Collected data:
◇ ◇ ◇

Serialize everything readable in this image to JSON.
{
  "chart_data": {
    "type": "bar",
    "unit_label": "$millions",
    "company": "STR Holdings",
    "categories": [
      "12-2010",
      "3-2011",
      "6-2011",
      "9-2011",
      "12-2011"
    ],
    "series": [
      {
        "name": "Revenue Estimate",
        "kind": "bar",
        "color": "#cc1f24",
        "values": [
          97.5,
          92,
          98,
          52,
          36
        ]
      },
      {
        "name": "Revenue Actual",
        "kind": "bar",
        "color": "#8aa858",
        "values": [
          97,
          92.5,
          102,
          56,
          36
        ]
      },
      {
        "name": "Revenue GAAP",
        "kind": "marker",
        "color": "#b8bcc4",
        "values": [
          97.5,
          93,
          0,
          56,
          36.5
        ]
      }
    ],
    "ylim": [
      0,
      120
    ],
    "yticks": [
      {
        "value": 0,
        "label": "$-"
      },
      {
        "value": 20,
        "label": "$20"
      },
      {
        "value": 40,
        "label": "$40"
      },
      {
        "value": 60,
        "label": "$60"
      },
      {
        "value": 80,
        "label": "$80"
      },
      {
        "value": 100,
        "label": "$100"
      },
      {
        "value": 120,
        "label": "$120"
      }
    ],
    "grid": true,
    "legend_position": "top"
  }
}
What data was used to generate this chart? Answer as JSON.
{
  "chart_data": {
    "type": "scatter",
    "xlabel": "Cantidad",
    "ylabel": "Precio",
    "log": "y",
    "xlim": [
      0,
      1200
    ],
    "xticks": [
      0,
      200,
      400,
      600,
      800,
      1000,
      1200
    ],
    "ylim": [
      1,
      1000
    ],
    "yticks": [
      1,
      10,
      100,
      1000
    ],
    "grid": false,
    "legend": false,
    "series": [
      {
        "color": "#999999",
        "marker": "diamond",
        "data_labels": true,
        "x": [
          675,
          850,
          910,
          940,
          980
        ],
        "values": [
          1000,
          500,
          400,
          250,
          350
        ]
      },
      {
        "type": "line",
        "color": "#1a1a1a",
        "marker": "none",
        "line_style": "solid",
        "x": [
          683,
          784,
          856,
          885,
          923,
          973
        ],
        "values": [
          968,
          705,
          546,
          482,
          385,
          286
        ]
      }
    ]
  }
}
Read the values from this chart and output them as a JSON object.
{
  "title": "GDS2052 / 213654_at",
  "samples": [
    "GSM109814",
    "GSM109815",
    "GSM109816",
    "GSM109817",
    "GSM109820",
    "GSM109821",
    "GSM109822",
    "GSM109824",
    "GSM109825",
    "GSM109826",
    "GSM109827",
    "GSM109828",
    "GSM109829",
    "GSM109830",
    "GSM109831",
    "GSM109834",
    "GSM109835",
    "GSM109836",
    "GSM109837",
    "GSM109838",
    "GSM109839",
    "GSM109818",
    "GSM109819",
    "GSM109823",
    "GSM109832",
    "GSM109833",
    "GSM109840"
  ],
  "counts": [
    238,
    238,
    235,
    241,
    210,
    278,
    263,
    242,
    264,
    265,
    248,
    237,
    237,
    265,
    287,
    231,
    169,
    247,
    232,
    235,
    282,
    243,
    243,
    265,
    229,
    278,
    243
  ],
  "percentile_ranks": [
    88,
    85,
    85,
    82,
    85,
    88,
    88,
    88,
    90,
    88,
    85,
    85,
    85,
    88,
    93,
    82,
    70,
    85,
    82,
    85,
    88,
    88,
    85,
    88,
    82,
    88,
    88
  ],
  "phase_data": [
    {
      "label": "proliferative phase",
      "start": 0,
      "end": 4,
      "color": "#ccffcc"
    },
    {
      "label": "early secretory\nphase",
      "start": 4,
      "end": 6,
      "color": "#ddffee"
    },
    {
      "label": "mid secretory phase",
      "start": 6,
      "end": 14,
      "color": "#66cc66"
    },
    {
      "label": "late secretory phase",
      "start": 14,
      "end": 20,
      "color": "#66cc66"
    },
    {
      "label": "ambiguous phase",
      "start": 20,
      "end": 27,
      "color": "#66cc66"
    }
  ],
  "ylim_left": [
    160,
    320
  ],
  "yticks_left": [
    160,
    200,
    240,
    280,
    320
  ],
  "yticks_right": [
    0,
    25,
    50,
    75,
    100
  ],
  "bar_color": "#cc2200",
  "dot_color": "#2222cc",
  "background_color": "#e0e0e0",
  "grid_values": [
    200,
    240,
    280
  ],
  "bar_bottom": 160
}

◇ ◇ ◇

Retype the entries exactly, including every line.

The response:
Serialize everything readable in this image to JSON.
{
  "chart_data": {
    "type": "bar",
    "unit_label": "$millions",
    "company": "STR Holdings",
    "categories": [
      "12-2010",
      "3-2011",
      "6-2011",
      "9-2011",
      "12-2011"
    ],
    "series": [
      {
        "name": "Revenue Estimate",
        "kind": "bar",
        "color": "#cc1f24",
        "values": [
          97.5,
          92,
          98,
          52,
          36
        ]
      },
      {
        "name": "Revenue Actual",
        "kind": "bar",
        "color": "#8aa858",
        "values": [
          97,
          92.5,
          102,
          56,
          36
        ]
      },
      {
        "name": "Revenue GAAP",
        "kind": "marker",
        "color": "#b8bcc4",
        "values": [
          97.5,
          93,
          0,
          56,
          36.5
        ]
      }
    ],
    "ylim": [
      0,
      120
    ],
    "yticks": [
      {
        "value": 0,
        "label": "$-"
      },
      {
        "value": 20,
        "label": "$20"
      },
      {
        "value": 40,
        "label": "$40"
      },
      {
        "value": 60,
        "label": "$60"
      },
      {
        "value": 80,
        "label": "$80"
      },
      {
        "value": 100,
        "label": "$100"
      },
      {
        "value": 120,
        "label": "$120"
      }
    ],
    "grid": true,
    "legend_position": "top"
  }
}
What data was used to generate this chart? Answer as JSON.
{
  "chart_data": {
    "type": "scatter",
    "xlabel": "Cantidad",
    "ylabel": "Precio",
    "log": "y",
    "xlim": [
      0,
      1200
    ],
    "xticks": [
      0,
      200,
      400,
      600,
      800,
      1000,
      1200
    ],
    "ylim": [
      1,
      1000
    ],
    "yticks": [
      1,
      10,
      100,
      1000
    ],
    "grid": false,
    "legend": false,
    "series": [
      {
        "color": "#999999",
        "marker": "diamond",
        "data_labels": true,
        "x": [
          675,
          850,
          910,
          940,
          980
        ],
        "values": [
          1000,
          500,
          400,
          250,
          350
        ]
      },
      {
        "type": "line",
        "color": "#1a1a1a",
        "marker": "none",
        "line_style": "solid",
        "x": [
          683,
          784,
          856,
          885,
          923,
          973
        ],
        "values": [
          968,
          705,
          546,
          482,
          385,
          286
        ]
      }
    ]
  }
}
Read the values from this chart and output them as a JSON object.
{
  "title": "GDS2052 / 213654_at",
  "samples": [
    "GSM109814",
    "GSM109815",
    "GSM109816",
    "GSM109817",
    "GSM109820",
    "GSM109821",
    "GSM109822",
    "GSM109824",
    "GSM109825",
    "GSM109826",
    "GSM109827",
    "GSM109828",
    "GSM109829",
    "GSM109830",
    "GSM109831",
    "GSM109834",
    "GSM109835",
    "GSM109836",
    "GSM109837",
    "GSM109838",
    "GSM109839",
    "GSM109818",
    "GSM109819",
    "GSM109823",
    "GSM109832",
    "GSM109833",
    "GSM109840"
  ],
  "counts": [
    238,
    238,
    235,
    241,
    210,
    278,
    263,
    242,
    264,
    265,
    248,
    237,
    237,
    265,
    287,
    231,
    169,
    247,
    232,
    235,
    282,
    243,
    243,
    265,
    229,
    278,
    243
  ],
  "percentile_ranks": [
    88,
    85,
    85,
    82,
    85,
    88,
    88,
    88,
    90,
    88,
    85,
    85,
    85,
    88,
    93,
    82,
    70,
    85,
    82,
    85,
    88,
    88,
    85,
    88,
    82,
    88,
    88
  ],
  "phase_data": [
    {
      "label": "proliferative phase",
      "start": 0,
      "end": 4,
      "color": "#ccffcc"
    },
    {
      "label": "early secretory\nphase",
      "start": 4,
      "end": 6,
      "color": "#ddffee"
    },
    {
      "label": "mid secretory phase",
      "start": 6,
      "end": 14,
      "color": "#66cc66"
    },
    {
      "label": "late secretory phase",
      "start": 14,
      "end": 20,
      "color": "#66cc66"
    },
    {
      "label": "ambiguous phase",
      "start": 20,
      "end": 27,
      "color": "#66cc66"
    }
  ],
  "ylim_left": [
    160,
    320
  ],
  "yticks_left": [
    160,
    200,
    240,
    280,
    320
  ],
  "yticks_right": [
    0,
    25,
    50,
    75,
    100
  ],
  "bar_color": "#cc2200",
  "dot_color": "#2222cc",
  "background_color": "#e0e0e0",
  "grid_values": [
    200,
    240,
    280
  ],
  "bar_bottom": 160
}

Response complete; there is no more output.